_Perguntas_
(a) Copie do excerto sobre a tuberculose o trecho que começa em "MC - A relação" e termina em "prevenção e tratamento.".
(b) Prossiga com a redação do excerto sobre a tuberculose a partir do ponto em que ele termina.

_Excerto do documento_
=======

MC - A relação morbilidade/mortalidade é linear. Quantos mais casos maior o risco de morte. No caso vertente, apesar da terapêutica e do sucesso da mesma, desde que cumpridas as regras, que, diga-se em abono da verdade, nem sempre são fáceis de cumprir, já que exige adesão durante um período longo, tem-se observado casos mortais. No contexto mundial, a realidade é particularmente confrangedora, chegando nalgumas regiões do globo a ser mesmo obscena, revelando incompetência e falta de cuidados na prevenção e tratamento.
AP - Quais os factores que nos ajudam a explicar este aumento na incidência da infecção pelo bacilo de Koch? Qual o peso, neste aumento, da resistência bacteriana às terapêuticas antibióticas utilizadas?
MC - A tuberculose esteve sempre ligada a problemas de fragilidade biológica condicionada pela falta de higiene, má alimentação e superpovoamento, além de outras patologias que se acompanham de diminuição da capacidade imunológica. Nos últimos séculos terá sido a doença que mais influenciou, em termos evolutivos, a espécie humana, ao selecionar os mais resistentes que, decerto, possuirão características biológicas próprias, as quais poderão ser responsáveis por alguns problemas de saúde típicos da sociedade moderna. De qualquer modo, a par dos fatores “clássicos”, que continuam a predominar, mesmo entre nós, a “chegada” de novos comportamentos e de novas doenças contribuíram para a sua propagação. A toxicodependência é um deles, assim como a infeção pelo VIH/Sida. Estamos perante uma doença que pode e deve ser combatida a vários níveis. Talvez o mais importante é a atuação a montante, mas muito a montante, a nível social, cultural, económico e até político de um país. Trata-se de uma doença que preenche perfeitamente os requisitos para mostrar a importância da “Network Science” (Ciência das Redes). Medidas culturais, alimentares, habitacionais, organizacionais e económicas acabam por reduzir de uma forma efetiva muitas doenças, tais como: a sida, a tuberculose ou a toxicodependência que, na periferia da rede, acabam por se entrelaçar de forma muito perigosa. Estamos perante uma doença cuja terapêutica social, numa perspetiva de prevenção, é extraordinariamente eficaz. Quanto se manifesta clinicamente, o recurso aos fármacos é indispensável, podendo, na grande maioria dos casos resolver o problema. No entanto, o número de casos de tuberculose resistentes à terapêutica é uma realidade preocupante, que, aliada à falta de investigação de novos fármacos no seu combate, preocupa, e muito, os responsáveis.

=======

_Entradas fornecidas_
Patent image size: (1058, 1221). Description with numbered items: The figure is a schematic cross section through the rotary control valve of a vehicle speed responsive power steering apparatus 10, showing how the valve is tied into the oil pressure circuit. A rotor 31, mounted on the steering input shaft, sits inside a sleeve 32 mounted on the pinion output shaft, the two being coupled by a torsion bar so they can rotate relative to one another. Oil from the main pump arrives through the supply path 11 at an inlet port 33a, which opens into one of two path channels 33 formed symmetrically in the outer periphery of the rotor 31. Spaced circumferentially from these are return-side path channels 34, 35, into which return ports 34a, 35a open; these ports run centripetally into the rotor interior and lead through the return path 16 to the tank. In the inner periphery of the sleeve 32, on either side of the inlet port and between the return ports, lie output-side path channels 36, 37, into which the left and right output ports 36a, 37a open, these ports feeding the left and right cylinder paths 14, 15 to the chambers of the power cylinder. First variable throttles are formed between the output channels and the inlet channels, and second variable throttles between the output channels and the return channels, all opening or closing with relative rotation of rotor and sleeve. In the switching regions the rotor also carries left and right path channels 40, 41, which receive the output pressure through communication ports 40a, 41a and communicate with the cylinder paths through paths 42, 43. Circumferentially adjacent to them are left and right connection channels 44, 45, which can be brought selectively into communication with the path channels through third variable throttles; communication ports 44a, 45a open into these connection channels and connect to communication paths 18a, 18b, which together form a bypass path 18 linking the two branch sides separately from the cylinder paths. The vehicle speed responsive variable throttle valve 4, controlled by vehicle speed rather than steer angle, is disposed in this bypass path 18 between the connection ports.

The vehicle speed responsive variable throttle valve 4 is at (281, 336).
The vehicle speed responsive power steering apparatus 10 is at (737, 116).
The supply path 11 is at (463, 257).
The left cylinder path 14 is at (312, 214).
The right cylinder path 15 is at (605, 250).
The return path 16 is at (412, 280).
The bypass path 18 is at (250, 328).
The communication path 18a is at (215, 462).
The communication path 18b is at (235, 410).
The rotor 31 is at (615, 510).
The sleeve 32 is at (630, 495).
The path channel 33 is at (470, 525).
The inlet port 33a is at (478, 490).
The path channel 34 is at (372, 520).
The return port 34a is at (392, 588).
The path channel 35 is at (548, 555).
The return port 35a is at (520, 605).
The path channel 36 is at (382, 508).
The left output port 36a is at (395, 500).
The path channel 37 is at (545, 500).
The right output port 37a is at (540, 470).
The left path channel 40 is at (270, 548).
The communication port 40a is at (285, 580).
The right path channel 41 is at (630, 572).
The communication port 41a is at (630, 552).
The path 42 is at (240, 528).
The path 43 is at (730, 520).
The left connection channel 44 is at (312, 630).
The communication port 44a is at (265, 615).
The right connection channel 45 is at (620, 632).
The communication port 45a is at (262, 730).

=======

_Lista de respostas_
(a)
MC - A relação morbilidade/mortalidade é linear. Quantos mais casos maior o risco de morte. No caso vertente, apesar da terapêutica e do sucesso da mesma, desde que cumpridas as regras, que, diga-se em abono da verdade, nem sempre são fáceis de cumprir, já que exige adesão durante um período longo, tem-se observado casos mortais. No contexto mundial, a realidade é particularmente confrangedora, chegando nalgumas regiões do globo a ser mesmo obscena, revelando incompetência e falta de cuidados na prevenção e tratamento.

(b)
AP - Os artigos agora publicados nas duas principais revistas generalistas de referência para a Medicina (The Lancet e New England Journal of Medicine), sublinham a necessidade urgente de um teste mais rápido e preciso para a detecção do bacilo de Koch e das suas estirpes mais resistentes aos antibióticos utilizados. Qual a importância do tempo de diagnóstico para o controlo do contágio e infecção e, consequentemente, no número de casos doentes?
MC - O diagnóstico precoce desta doença é vital por duas ordens de razão. A primeira, prende-se com a facilidade e rapidez da terapêutica no indivíduo sofredor, a segunda com a diminuição do risco de contágio. Não esquecer que, muitas vezes, o diagnóstico é feito já numa fase relativamente avançada da doença. Cursa silenciosamente durante algum tempo. Traiçoeiramente mina o doente, aproveitando-se do facto para se propagar. Um diagnóstico precoce permitirá um combate muito mais eficiente, e, quem sabe, controlar, no futuro, em níveis relativamente baixos. Qualquer expectativa de erradicação do bacilo de Koch é uma utopia, porque a natureza e as características do germe em questão irão, como é fácil de prever, contornar todas as nossas medidas e intervenções. O microcosmo é um mundo que vive facilmente sem o homem, mas o homem não consegue dispensá-lo. Não esquecer que o bacilo responsável pela tuberculose já existia antes de “entrarmos” neste mundo e irá continuar após o nosso desaparecimento. Um vencedor anunciado.